**Objective:**
Scan the material for the word "Contact", and copy each line where it shows up.

[START]

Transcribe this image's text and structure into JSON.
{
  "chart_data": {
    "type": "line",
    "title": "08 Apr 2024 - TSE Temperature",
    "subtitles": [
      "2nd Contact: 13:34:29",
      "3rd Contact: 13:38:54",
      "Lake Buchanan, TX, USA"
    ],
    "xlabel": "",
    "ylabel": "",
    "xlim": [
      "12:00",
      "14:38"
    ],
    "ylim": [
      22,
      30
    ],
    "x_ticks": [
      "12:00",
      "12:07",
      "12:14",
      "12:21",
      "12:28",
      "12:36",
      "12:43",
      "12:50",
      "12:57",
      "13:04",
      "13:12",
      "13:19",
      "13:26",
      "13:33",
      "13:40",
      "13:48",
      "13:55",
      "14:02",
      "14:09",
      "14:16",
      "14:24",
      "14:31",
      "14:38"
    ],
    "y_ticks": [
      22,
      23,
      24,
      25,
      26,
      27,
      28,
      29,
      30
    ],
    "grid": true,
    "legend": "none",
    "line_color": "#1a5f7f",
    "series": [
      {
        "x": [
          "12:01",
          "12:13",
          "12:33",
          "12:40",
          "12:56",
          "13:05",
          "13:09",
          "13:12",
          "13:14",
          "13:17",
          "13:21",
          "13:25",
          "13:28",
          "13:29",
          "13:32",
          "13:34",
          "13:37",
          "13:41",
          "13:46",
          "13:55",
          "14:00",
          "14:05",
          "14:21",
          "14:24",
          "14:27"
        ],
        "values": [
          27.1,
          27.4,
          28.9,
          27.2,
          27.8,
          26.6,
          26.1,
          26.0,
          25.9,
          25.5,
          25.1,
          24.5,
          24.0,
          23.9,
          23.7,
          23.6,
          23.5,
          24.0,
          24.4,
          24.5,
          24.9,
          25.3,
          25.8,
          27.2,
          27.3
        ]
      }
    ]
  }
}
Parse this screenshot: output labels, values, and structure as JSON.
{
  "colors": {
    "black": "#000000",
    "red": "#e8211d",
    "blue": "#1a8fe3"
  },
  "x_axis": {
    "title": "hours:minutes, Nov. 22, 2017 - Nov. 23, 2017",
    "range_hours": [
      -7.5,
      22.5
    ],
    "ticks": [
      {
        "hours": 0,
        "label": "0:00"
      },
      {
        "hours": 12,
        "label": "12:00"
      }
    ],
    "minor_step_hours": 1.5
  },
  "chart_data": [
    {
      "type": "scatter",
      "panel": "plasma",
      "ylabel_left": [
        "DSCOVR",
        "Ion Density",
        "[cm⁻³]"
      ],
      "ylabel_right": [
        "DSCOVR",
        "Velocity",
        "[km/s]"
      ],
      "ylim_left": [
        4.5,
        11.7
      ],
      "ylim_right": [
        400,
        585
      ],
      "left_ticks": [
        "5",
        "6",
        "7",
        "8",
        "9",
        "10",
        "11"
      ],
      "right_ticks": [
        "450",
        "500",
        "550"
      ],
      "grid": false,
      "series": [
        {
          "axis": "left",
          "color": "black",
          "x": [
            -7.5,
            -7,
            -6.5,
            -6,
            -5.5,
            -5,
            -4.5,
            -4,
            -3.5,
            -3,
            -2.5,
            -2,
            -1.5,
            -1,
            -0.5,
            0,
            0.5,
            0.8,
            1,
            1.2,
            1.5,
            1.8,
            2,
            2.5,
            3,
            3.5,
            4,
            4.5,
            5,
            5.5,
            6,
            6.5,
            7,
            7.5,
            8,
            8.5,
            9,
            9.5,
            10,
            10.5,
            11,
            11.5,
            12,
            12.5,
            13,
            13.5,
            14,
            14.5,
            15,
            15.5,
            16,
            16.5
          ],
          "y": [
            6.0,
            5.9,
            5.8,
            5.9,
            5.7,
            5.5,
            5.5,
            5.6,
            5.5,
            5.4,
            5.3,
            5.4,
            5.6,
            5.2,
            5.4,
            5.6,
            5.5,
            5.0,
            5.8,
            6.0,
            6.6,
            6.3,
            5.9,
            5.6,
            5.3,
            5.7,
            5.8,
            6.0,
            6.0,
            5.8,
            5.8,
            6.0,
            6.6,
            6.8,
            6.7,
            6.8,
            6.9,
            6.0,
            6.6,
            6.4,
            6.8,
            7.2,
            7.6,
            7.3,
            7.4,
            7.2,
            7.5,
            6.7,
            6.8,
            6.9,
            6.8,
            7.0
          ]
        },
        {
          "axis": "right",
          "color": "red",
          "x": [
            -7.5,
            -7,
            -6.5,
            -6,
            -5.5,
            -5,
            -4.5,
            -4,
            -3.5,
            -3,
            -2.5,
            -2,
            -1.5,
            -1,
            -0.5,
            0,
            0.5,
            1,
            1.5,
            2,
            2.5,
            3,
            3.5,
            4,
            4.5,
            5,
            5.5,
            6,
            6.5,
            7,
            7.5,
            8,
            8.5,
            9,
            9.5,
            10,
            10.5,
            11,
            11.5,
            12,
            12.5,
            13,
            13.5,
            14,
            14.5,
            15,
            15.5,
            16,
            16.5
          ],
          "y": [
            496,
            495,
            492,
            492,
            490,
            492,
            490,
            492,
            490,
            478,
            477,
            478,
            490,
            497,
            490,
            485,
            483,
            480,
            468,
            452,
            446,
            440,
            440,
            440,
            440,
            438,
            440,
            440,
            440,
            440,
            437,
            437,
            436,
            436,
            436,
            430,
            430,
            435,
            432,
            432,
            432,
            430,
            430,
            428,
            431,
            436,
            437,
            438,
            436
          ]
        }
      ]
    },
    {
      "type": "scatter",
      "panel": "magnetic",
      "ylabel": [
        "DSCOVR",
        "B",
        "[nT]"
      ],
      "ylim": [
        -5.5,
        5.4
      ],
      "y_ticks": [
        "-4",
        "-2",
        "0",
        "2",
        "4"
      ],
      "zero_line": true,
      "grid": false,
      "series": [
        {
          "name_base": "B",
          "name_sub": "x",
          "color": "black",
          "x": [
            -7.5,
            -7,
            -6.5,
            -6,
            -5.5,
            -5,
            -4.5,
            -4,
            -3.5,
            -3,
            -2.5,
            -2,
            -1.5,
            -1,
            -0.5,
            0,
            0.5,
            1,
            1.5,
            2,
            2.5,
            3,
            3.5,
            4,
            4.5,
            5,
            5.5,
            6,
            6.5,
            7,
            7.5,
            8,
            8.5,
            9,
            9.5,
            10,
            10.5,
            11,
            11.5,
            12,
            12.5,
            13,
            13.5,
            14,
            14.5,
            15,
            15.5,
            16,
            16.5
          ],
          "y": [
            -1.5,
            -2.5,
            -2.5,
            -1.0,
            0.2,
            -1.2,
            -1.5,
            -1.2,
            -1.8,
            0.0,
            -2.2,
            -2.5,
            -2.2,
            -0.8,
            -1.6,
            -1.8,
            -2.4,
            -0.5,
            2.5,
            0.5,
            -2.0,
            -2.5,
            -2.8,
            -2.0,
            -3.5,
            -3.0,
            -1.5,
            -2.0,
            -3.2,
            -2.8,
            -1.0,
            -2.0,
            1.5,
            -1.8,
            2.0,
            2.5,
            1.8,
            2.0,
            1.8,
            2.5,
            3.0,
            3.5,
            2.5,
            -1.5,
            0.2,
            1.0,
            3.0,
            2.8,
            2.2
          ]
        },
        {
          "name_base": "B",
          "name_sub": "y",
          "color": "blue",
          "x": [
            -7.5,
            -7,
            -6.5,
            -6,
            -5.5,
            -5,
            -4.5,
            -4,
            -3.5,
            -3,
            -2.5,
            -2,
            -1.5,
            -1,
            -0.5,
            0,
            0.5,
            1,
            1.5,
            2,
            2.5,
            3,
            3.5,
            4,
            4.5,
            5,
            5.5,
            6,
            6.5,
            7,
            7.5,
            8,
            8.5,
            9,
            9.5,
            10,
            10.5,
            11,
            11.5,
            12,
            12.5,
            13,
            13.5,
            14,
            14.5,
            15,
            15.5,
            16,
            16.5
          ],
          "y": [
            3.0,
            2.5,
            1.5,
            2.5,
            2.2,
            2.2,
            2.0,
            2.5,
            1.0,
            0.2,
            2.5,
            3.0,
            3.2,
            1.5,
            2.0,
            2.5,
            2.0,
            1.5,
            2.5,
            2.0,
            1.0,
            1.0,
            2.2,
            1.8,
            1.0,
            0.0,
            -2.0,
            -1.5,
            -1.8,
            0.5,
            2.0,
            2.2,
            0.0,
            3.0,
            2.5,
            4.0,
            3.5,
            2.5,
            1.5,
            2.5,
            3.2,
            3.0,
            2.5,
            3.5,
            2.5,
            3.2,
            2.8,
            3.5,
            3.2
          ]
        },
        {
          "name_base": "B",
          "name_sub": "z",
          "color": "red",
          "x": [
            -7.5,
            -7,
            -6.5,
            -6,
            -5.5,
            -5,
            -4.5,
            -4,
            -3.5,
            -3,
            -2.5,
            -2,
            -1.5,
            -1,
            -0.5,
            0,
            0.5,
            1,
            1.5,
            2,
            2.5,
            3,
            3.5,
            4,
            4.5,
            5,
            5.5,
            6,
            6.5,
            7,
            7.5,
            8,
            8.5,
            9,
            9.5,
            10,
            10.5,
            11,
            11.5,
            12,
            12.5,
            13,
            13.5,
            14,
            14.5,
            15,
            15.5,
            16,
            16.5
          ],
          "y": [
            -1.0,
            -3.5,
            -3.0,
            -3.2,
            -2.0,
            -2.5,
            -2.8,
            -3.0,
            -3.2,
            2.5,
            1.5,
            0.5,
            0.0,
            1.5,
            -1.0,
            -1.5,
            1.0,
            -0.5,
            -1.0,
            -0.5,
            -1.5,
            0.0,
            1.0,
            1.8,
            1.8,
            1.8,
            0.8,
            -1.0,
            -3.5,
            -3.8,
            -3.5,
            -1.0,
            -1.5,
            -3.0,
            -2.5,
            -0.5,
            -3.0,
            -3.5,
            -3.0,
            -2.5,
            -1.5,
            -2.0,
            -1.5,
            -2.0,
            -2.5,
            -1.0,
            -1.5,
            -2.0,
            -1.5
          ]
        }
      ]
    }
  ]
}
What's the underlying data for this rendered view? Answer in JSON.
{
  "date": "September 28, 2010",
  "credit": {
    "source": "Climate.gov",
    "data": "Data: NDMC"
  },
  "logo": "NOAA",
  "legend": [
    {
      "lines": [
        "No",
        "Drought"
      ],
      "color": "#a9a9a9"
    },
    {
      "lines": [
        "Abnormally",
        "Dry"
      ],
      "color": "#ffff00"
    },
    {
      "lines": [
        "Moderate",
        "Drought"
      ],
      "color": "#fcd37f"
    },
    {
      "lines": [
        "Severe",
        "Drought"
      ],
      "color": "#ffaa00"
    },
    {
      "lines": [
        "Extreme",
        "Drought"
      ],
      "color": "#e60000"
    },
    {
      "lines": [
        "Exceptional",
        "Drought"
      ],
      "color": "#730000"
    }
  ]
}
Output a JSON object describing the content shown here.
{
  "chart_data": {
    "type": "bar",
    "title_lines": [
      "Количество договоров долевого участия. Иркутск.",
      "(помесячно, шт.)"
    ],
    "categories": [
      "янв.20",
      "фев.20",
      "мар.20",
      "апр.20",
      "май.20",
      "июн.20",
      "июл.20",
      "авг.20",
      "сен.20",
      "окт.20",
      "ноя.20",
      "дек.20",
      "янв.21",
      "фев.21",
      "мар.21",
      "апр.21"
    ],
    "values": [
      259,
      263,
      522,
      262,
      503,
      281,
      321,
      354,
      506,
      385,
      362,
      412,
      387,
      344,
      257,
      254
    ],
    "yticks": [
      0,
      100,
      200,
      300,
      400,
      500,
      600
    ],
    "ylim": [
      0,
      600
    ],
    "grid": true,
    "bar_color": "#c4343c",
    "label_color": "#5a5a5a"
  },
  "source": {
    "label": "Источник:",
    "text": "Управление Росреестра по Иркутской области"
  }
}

[END]

**Solution:**
      "2nd Contact: 13:34:29",
      "3rd Contact: 13:38:54",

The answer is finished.